(Data entries)
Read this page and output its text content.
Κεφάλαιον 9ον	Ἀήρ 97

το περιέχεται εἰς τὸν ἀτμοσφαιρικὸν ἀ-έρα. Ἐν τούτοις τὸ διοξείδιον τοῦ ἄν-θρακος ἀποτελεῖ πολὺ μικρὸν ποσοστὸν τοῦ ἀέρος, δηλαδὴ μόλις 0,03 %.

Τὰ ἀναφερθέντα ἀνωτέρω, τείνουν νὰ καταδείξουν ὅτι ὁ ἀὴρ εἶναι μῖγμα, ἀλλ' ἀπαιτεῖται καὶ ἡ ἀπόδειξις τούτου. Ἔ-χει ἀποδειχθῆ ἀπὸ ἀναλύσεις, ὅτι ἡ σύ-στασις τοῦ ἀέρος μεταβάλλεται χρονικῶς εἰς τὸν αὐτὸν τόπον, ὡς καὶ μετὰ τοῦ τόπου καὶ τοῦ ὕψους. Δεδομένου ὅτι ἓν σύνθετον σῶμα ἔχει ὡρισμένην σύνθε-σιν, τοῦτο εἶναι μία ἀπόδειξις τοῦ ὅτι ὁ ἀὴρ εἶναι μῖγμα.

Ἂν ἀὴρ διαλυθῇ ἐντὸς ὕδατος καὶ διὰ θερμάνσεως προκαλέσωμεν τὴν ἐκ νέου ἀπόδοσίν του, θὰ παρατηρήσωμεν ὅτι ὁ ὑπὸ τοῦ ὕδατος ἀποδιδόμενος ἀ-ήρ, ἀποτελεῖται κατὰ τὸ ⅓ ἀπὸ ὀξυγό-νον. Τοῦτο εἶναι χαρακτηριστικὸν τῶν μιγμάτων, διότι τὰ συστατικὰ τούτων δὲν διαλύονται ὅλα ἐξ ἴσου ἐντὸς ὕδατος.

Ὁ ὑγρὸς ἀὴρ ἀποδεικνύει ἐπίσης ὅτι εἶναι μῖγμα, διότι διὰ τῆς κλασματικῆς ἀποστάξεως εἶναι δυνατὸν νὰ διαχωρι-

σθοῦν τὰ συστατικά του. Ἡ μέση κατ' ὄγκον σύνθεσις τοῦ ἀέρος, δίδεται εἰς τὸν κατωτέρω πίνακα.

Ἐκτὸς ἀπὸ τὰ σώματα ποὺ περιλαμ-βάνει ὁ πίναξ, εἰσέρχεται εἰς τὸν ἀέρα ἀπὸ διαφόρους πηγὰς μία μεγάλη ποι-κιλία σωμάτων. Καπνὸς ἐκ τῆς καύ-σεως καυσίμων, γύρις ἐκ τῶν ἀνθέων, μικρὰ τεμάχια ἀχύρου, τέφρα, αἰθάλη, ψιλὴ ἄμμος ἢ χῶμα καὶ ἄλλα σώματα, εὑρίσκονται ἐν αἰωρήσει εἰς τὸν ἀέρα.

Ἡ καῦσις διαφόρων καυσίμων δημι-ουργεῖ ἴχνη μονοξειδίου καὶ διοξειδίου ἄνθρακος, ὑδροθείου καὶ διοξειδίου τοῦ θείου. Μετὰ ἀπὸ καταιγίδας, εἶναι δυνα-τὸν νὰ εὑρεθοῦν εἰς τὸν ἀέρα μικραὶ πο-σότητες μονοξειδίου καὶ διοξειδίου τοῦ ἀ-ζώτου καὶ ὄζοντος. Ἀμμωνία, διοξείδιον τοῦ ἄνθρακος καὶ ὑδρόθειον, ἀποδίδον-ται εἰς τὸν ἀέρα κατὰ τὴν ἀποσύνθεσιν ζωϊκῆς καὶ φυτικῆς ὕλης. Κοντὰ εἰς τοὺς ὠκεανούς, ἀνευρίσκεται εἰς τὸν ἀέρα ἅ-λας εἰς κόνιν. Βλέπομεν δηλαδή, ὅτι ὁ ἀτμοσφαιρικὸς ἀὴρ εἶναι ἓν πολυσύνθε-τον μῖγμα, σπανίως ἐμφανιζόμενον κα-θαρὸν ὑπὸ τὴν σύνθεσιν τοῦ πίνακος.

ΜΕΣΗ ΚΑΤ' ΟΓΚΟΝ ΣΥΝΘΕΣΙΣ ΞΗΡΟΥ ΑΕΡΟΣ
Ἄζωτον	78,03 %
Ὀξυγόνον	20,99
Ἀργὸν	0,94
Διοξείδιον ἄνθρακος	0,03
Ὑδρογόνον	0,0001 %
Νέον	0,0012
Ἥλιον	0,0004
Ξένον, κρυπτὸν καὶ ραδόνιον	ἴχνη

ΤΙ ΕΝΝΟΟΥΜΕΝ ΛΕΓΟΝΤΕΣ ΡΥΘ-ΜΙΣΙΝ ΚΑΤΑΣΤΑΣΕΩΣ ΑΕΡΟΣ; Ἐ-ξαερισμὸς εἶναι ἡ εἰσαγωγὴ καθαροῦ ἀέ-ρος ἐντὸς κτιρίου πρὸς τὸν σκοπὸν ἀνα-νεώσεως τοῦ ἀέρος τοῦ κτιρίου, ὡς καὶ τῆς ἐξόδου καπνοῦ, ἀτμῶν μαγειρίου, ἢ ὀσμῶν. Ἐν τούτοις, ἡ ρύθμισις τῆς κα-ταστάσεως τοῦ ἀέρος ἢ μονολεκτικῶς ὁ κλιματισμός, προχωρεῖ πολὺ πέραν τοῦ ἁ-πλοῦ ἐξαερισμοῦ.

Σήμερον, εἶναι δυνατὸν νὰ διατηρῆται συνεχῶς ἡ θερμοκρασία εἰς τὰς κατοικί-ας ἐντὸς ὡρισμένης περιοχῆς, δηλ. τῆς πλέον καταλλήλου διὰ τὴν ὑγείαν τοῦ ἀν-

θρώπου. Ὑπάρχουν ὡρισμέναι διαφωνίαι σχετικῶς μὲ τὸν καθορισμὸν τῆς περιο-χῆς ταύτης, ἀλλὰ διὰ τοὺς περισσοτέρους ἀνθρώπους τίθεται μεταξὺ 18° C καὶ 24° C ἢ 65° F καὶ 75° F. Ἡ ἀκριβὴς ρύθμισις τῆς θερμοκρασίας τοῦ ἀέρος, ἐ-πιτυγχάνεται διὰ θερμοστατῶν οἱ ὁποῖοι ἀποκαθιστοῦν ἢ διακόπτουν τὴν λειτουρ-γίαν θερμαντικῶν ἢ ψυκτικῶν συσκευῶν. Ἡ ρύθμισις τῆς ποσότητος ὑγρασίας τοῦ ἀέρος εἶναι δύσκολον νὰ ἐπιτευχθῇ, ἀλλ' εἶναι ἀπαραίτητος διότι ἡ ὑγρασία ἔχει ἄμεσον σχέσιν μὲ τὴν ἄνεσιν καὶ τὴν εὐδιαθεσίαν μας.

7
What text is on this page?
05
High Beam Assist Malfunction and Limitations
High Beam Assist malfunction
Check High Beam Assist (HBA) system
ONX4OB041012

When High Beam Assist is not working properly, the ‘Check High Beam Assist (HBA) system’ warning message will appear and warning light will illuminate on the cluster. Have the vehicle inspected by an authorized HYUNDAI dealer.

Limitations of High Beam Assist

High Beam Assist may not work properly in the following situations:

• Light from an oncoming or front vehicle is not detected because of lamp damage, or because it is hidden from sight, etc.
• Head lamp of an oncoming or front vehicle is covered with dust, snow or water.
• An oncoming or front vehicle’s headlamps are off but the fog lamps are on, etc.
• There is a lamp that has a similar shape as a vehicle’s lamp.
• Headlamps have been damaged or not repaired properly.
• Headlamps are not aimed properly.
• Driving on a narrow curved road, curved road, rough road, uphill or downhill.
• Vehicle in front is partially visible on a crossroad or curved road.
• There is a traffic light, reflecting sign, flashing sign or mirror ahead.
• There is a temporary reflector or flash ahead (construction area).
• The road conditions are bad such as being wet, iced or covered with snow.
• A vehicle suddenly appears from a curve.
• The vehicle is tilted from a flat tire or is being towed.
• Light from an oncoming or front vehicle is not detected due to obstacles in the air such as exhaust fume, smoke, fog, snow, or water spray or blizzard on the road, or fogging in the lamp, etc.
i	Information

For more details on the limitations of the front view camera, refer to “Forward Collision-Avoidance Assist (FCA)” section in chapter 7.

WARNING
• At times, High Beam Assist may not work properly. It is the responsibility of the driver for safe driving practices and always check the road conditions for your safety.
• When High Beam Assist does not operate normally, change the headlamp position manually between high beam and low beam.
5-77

## GIVEN EXERCISE
Select every line of the material above holding the word "μῖγμα" and copy it.

## EXERCISE ANSWER
Τὰ ἀναφερθέντα ἀνωτέρω, τείνουν νὰ καταδείξουν ὅτι ὁ ἀὴρ εἶναι μῖγμα, ἀλλ' ἀπαιτεῖται καὶ ἡ ἀπόδειξις τούτου. Ἔ-χει ἀποδειχθῆ ἀπὸ ἀναλύσεις, ὅτι ἡ σύ-στασις τοῦ ἀέρος μεταβάλλεται χρονικῶς εἰς τὸν αὐτὸν τόπον, ὡς καὶ μετὰ τοῦ τόπου καὶ τοῦ ὕψους. Δεδομένου ὅτι ἓν σύνθετον σῶμα ἔχει ὡρισμένην σύνθε-σιν, τοῦτο εἶναι μία ἀπόδειξις τοῦ ὅτι ὁ ἀὴρ εἶναι μῖγμα.
Ὁ ὑγρὸς ἀὴρ ἀποδεικνύει ἐπίσης ὅτι εἶναι μῖγμα, διότι διὰ τῆς κλασματικῆς ἀποστάξεως εἶναι δυνατὸν νὰ διαχωρι-
Ἡ καῦσις διαφόρων καυσίμων δημι-ουργεῖ ἴχνη μονοξειδίου καὶ διοξειδίου ἄνθρακος, ὑδροθείου καὶ διοξειδίου τοῦ θείου. Μετὰ ἀπὸ καταιγίδας, εἶναι δυνα-τὸν νὰ εὑρεθοῦν εἰς τὸν ἀέρα μικραὶ πο-σότητες μονοξειδίου καὶ διοξειδίου τοῦ ἀ-ζώτου καὶ ὄζοντος. Ἀμμωνία, διοξείδιον τοῦ ἄνθρακος καὶ ὑδρόθειον, ἀποδίδον-ται εἰς τὸν ἀέρα κατὰ τὴν ἀποσύνθεσιν ζωϊκῆς καὶ φυτικῆς ὕλης. Κοντὰ εἰς τοὺς ὠκεανούς, ἀνευρίσκεται εἰς τὸν ἀέρα ἅ-λας εἰς κόνιν. Βλέπομεν δηλαδή, ὅτι ὁ ἀτμοσφαιρικὸς ἀὴρ εἶναι ἓν πολυσύνθε-τον μῖγμα, σπανίως ἐμφανιζόμενον κα-θαρὸν ὑπὸ τὴν σύνθεσιν τοῦ πίνακος.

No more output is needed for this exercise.